▸ **EXERCISE OBJECTIVE**
Could you copy, word for word, only the lines from the one containing "What text is on this page?" through the last line of the records below, both included?

▸ **RECORDS**
▼
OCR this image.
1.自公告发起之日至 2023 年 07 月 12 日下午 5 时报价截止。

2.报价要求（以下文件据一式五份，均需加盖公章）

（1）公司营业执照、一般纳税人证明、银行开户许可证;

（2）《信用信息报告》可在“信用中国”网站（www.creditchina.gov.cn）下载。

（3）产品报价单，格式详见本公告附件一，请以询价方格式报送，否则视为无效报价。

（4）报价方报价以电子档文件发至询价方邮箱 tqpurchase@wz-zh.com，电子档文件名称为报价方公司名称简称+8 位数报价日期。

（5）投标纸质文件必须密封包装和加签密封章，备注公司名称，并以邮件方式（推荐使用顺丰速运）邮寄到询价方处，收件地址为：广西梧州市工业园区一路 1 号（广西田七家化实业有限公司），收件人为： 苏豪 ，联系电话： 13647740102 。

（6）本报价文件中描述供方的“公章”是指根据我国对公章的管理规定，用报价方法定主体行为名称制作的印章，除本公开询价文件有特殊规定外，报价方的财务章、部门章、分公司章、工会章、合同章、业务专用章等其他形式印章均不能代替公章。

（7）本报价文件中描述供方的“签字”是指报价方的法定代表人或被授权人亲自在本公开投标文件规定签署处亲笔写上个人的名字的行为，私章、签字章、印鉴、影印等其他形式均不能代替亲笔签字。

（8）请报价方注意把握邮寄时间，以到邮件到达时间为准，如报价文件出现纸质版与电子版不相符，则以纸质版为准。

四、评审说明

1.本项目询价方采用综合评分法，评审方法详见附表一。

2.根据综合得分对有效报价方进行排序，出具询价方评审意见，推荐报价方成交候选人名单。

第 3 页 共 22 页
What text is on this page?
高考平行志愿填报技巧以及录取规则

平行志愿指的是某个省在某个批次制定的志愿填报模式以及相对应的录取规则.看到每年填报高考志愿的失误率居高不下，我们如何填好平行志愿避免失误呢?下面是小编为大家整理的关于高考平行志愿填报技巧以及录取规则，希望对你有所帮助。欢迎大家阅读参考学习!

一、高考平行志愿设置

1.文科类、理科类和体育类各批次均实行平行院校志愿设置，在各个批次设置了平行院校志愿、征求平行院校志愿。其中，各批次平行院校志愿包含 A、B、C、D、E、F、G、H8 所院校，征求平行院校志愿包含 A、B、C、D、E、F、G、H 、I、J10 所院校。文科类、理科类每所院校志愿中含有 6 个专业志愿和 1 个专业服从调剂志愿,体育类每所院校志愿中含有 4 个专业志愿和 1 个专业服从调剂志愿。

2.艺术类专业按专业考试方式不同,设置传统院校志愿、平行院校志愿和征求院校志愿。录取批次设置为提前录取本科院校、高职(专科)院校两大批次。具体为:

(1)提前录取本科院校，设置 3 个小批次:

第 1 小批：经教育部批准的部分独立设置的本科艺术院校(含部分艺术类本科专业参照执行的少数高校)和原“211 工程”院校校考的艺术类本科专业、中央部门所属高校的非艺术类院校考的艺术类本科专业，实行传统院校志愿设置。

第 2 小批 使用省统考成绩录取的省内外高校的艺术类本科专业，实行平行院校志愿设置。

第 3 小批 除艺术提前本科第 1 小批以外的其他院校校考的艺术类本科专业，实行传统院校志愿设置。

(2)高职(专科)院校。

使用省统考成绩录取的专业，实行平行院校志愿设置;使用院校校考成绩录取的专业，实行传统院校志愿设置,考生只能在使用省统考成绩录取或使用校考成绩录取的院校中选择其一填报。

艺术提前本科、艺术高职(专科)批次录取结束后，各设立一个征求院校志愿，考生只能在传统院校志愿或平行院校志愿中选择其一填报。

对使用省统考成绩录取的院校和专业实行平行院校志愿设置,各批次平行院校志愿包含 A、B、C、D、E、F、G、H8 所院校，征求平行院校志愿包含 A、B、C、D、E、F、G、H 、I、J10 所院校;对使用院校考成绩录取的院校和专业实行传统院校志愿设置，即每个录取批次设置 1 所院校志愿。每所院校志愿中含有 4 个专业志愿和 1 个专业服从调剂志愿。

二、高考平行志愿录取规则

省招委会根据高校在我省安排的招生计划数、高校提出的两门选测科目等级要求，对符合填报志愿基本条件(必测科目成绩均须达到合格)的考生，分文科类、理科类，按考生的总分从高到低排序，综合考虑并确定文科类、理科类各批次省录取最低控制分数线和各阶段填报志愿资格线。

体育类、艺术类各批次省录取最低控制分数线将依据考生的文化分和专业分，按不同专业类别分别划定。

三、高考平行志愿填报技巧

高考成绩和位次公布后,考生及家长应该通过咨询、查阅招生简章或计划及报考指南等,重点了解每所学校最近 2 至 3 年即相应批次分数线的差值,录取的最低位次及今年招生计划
▲
▸ **SOLUTION**
What text is on this page?
高考平行志愿填报技巧以及录取规则

平行志愿指的是某个省在某个批次制定的志愿填报模式以及相对应的录取规则.看到每年填报高考志愿的失误率居高不下，我们如何填好平行志愿避免失误呢?下面是小编为大家整理的关于高考平行志愿填报技巧以及录取规则，希望对你有所帮助。欢迎大家阅读参考学习!

一、高考平行志愿设置

1.文科类、理科类和体育类各批次均实行平行院校志愿设置，在各个批次设置了平行院校志愿、征求平行院校志愿。其中，各批次平行院校志愿包含 A、B、C、D、E、F、G、H8 所院校，征求平行院校志愿包含 A、B、C、D、E、F、G、H 、I、J10 所院校。文科类、理科类每所院校志愿中含有 6 个专业志愿和 1 个专业服从调剂志愿,体育类每所院校志愿中含有 4 个专业志愿和 1 个专业服从调剂志愿。

2.艺术类专业按专业考试方式不同,设置传统院校志愿、平行院校志愿和征求院校志愿。录取批次设置为提前录取本科院校、高职(专科)院校两大批次。具体为:

(1)提前录取本科院校，设置 3 个小批次:

第 1 小批：经教育部批准的部分独立设置的本科艺术院校(含部分艺术类本科专业参照执行的少数高校)和原“211 工程”院校校考的艺术类本科专业、中央部门所属高校的非艺术类院校考的艺术类本科专业，实行传统院校志愿设置。

第 2 小批 使用省统考成绩录取的省内外高校的艺术类本科专业，实行平行院校志愿设置。

第 3 小批 除艺术提前本科第 1 小批以外的其他院校校考的艺术类本科专业，实行传统院校志愿设置。

(2)高职(专科)院校。

使用省统考成绩录取的专业，实行平行院校志愿设置;使用院校校考成绩录取的专业，实行传统院校志愿设置,考生只能在使用省统考成绩录取或使用校考成绩录取的院校中选择其一填报。

艺术提前本科、艺术高职(专科)批次录取结束后，各设立一个征求院校志愿，考生只能在传统院校志愿或平行院校志愿中选择其一填报。

对使用省统考成绩录取的院校和专业实行平行院校志愿设置,各批次平行院校志愿包含 A、B、C、D、E、F、G、H8 所院校，征求平行院校志愿包含 A、B、C、D、E、F、G、H 、I、J10 所院校;对使用院校考成绩录取的院校和专业实行传统院校志愿设置，即每个录取批次设置 1 所院校志愿。每所院校志愿中含有 4 个专业志愿和 1 个专业服从调剂志愿。

二、高考平行志愿录取规则

省招委会根据高校在我省安排的招生计划数、高校提出的两门选测科目等级要求，对符合填报志愿基本条件(必测科目成绩均须达到合格)的考生，分文科类、理科类，按考生的总分从高到低排序，综合考虑并确定文科类、理科类各批次省录取最低控制分数线和各阶段填报志愿资格线。

体育类、艺术类各批次省录取最低控制分数线将依据考生的文化分和专业分，按不同专业类别分别划定。

三、高考平行志愿填报技巧

高考成绩和位次公布后,考生及家长应该通过咨询、查阅招生简章或计划及报考指南等,重点了解每所学校最近 2 至 3 年即相应批次分数线的差值,录取的最低位次及今年招生计划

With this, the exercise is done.